Scan each line of the records for the word "left" and extract the ones that have it.

» **Stored dataset items**:
+ + + + + + +
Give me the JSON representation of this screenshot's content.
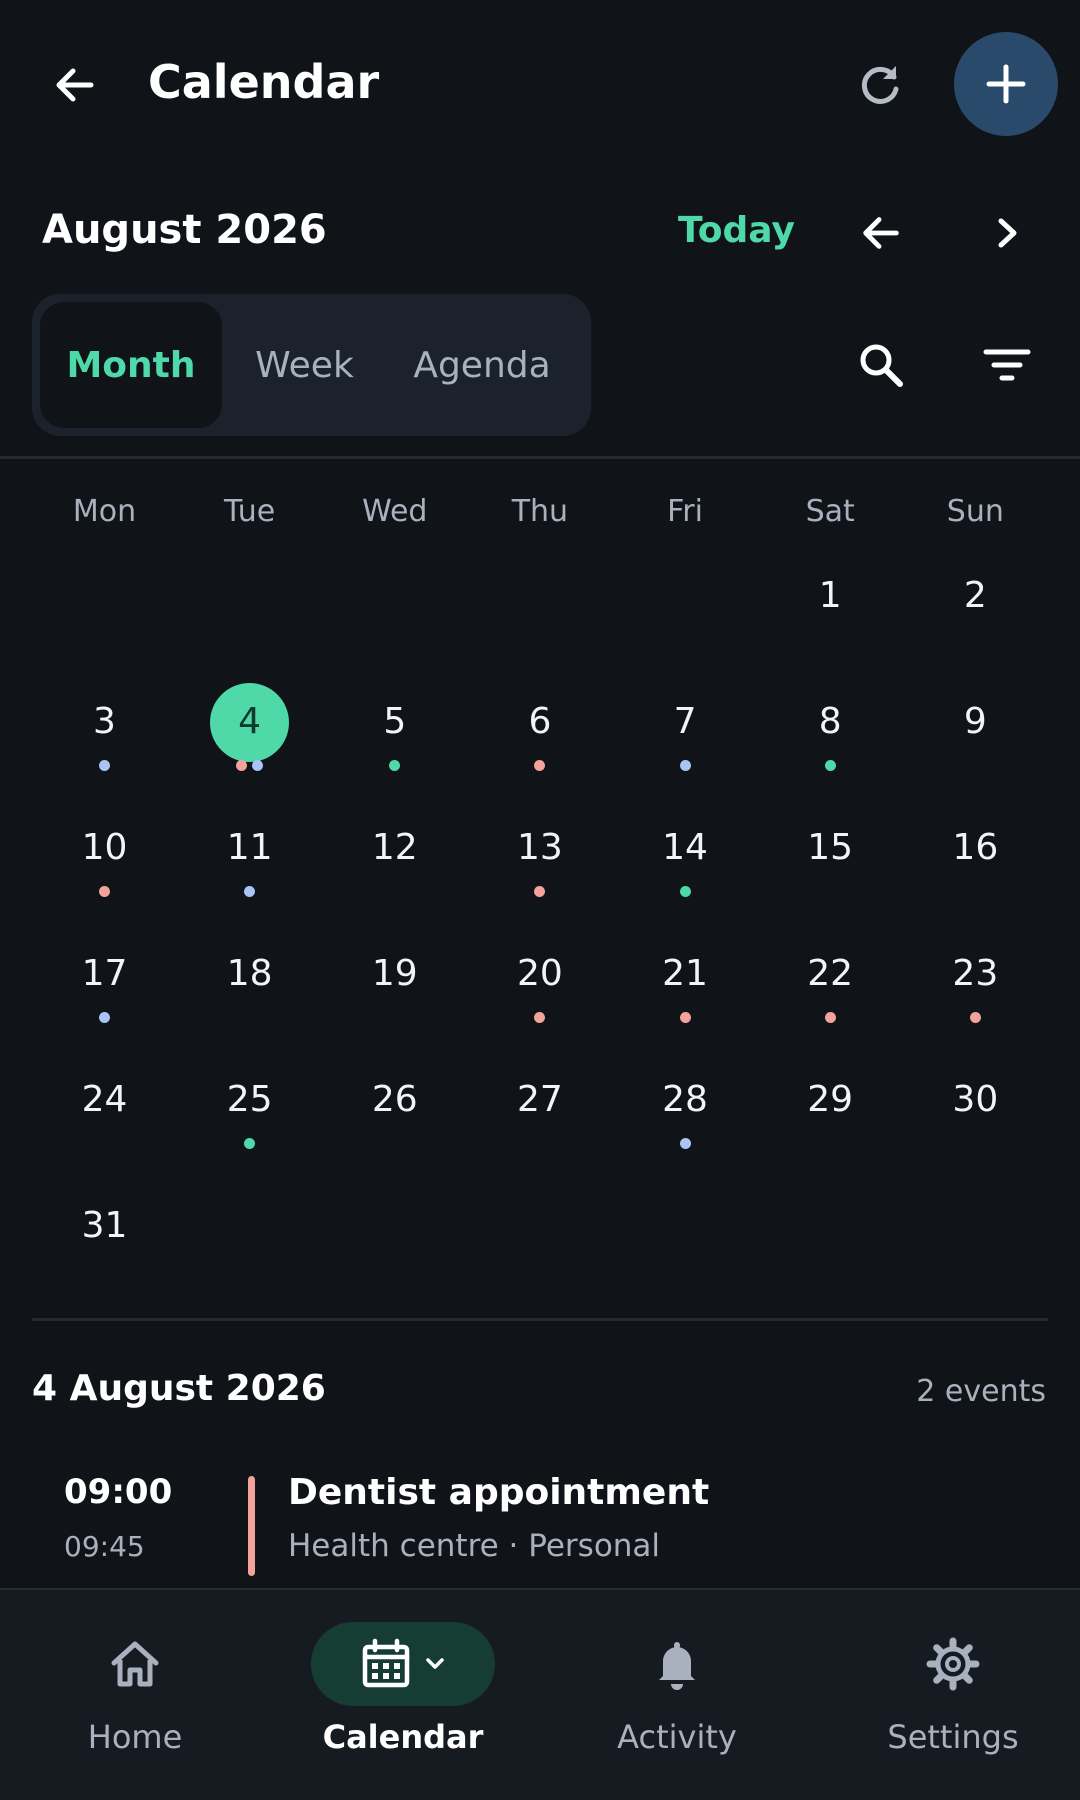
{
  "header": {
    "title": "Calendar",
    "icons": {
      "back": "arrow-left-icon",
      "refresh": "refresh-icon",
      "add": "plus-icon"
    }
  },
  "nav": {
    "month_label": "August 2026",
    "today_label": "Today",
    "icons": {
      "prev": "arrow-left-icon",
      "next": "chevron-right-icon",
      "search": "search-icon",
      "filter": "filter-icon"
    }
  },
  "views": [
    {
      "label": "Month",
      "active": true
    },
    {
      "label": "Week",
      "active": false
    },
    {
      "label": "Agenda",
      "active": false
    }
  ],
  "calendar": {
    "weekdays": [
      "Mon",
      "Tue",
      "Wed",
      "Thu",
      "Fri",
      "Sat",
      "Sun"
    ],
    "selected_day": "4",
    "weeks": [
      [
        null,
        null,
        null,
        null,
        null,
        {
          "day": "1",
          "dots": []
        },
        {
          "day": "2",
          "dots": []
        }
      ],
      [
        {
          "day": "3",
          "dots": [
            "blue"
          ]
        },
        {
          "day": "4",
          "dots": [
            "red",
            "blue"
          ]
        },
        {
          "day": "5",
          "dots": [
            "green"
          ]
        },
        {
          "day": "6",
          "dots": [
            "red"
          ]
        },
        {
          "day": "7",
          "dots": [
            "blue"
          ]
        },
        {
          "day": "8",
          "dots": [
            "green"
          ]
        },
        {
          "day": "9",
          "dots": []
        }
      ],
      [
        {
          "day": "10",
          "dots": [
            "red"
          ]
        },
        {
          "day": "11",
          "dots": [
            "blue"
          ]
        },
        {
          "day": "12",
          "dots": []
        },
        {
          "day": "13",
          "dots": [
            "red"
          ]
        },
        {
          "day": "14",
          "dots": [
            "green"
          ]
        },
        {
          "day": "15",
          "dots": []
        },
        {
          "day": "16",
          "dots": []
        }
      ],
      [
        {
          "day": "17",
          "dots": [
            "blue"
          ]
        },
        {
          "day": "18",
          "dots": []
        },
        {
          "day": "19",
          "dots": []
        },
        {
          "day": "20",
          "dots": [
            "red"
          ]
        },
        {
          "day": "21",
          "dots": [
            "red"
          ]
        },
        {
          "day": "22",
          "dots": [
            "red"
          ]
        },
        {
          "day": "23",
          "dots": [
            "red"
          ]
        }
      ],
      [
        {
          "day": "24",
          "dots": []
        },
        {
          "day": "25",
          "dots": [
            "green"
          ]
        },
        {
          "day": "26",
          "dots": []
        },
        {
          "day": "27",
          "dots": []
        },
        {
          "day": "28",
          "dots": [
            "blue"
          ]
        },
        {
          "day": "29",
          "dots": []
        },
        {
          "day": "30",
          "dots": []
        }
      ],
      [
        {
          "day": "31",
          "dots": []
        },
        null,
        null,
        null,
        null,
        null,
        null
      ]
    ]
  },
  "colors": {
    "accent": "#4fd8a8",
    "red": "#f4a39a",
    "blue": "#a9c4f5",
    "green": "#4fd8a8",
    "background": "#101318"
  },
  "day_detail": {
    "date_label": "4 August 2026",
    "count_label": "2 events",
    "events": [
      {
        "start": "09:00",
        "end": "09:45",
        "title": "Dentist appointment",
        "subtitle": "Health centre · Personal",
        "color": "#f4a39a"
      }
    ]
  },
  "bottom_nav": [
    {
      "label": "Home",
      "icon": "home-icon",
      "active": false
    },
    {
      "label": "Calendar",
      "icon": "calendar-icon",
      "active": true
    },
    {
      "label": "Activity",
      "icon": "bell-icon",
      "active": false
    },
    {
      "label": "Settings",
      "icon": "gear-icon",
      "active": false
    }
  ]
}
+ + + + + + +
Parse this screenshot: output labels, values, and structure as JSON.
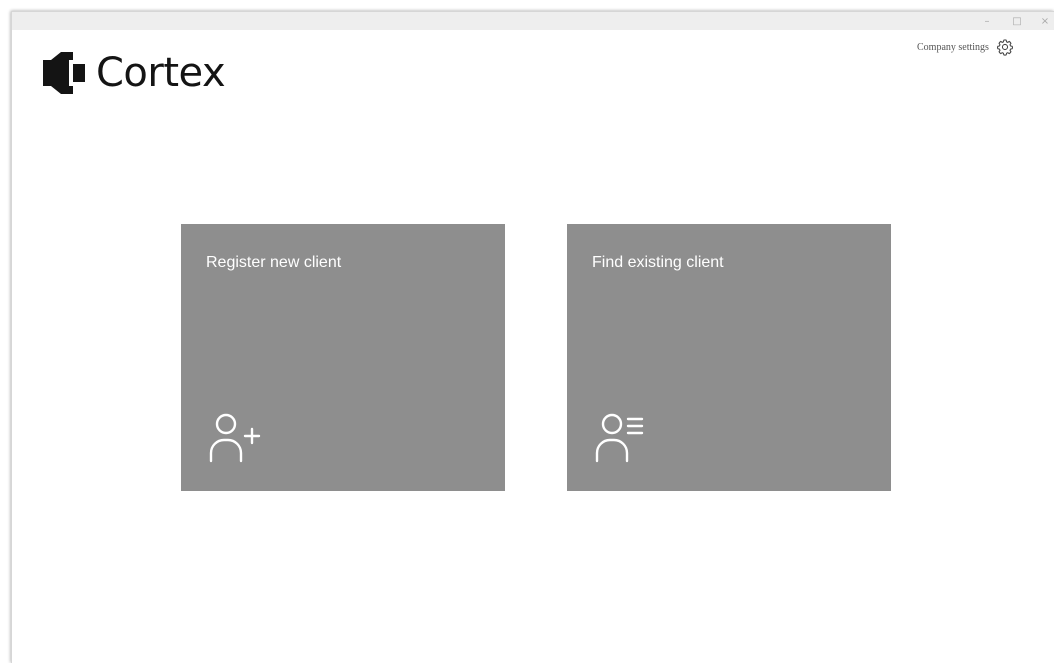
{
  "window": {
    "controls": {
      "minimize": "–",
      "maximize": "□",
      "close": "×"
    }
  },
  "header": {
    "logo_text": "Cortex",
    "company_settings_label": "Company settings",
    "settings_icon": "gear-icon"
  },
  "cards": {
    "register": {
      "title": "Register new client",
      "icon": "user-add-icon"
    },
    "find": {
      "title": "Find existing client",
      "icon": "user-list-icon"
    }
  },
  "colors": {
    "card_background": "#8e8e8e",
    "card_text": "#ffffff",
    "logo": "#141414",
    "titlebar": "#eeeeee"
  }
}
+ + + + + + +
» **CORRECT RESULT**:
      "back": "arrow-left-icon",
      "prev": "arrow-left-icon",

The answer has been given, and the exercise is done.